Task directions:
Count the lines in the items below that contain the word "Ellipse", and reply with only that number.

Record extracts:
<<<<
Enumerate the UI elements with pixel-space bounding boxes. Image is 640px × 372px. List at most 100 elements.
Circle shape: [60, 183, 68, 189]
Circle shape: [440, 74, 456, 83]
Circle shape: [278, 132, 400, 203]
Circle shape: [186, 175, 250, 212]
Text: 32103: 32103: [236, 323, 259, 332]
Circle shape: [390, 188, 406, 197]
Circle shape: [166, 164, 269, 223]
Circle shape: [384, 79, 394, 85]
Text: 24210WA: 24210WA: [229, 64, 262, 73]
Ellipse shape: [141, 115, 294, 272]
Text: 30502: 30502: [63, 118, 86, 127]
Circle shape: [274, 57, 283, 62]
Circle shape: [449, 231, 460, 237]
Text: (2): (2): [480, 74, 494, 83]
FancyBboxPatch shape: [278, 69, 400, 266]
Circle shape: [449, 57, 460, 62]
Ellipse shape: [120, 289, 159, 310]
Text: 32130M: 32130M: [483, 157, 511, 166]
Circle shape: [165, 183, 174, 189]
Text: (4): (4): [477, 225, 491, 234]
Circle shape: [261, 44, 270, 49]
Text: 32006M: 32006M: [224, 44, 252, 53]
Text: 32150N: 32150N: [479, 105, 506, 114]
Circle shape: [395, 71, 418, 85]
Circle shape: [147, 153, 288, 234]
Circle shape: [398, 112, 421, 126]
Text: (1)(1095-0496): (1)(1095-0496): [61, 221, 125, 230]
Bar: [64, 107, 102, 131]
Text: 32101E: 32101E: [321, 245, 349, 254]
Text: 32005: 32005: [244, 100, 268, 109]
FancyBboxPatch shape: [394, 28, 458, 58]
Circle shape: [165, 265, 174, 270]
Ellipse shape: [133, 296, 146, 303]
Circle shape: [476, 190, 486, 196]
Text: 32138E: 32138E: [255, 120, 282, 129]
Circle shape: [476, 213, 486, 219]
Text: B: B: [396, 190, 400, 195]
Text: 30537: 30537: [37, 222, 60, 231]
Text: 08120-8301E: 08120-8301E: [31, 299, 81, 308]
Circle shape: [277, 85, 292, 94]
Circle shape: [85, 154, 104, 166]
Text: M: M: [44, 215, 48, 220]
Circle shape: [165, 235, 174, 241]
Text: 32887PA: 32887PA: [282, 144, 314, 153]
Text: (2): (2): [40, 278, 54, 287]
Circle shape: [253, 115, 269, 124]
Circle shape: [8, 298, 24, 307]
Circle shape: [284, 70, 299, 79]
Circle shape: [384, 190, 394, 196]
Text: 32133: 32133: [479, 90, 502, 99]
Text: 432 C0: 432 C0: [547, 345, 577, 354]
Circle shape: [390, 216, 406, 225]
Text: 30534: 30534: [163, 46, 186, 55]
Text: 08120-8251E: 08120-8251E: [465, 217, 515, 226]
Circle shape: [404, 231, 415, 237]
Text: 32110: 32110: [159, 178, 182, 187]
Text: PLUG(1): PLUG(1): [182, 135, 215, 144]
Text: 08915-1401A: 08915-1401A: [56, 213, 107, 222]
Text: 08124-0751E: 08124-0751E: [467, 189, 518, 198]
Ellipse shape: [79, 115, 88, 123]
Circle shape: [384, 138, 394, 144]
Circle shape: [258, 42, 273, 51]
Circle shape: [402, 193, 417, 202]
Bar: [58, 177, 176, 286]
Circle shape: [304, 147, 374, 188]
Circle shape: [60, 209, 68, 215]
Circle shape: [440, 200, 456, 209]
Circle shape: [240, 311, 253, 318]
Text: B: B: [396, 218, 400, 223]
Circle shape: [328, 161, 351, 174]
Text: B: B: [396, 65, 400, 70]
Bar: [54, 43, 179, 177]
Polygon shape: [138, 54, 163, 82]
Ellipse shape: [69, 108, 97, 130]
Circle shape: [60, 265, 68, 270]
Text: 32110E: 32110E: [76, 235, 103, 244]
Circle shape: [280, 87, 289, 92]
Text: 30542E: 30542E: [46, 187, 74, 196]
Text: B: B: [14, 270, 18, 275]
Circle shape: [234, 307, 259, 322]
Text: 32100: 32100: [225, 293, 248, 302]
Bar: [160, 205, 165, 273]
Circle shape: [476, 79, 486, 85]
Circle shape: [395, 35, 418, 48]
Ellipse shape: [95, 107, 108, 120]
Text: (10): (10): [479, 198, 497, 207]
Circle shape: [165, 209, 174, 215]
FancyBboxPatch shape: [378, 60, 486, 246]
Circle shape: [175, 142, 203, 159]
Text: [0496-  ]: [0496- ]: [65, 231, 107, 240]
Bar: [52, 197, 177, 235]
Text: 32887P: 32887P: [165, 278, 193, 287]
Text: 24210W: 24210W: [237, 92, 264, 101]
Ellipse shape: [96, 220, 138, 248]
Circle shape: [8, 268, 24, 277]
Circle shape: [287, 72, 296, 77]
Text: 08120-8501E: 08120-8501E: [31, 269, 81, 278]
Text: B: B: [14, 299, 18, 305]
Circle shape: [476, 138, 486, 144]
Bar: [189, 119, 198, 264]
>>>>
Worked solution:
7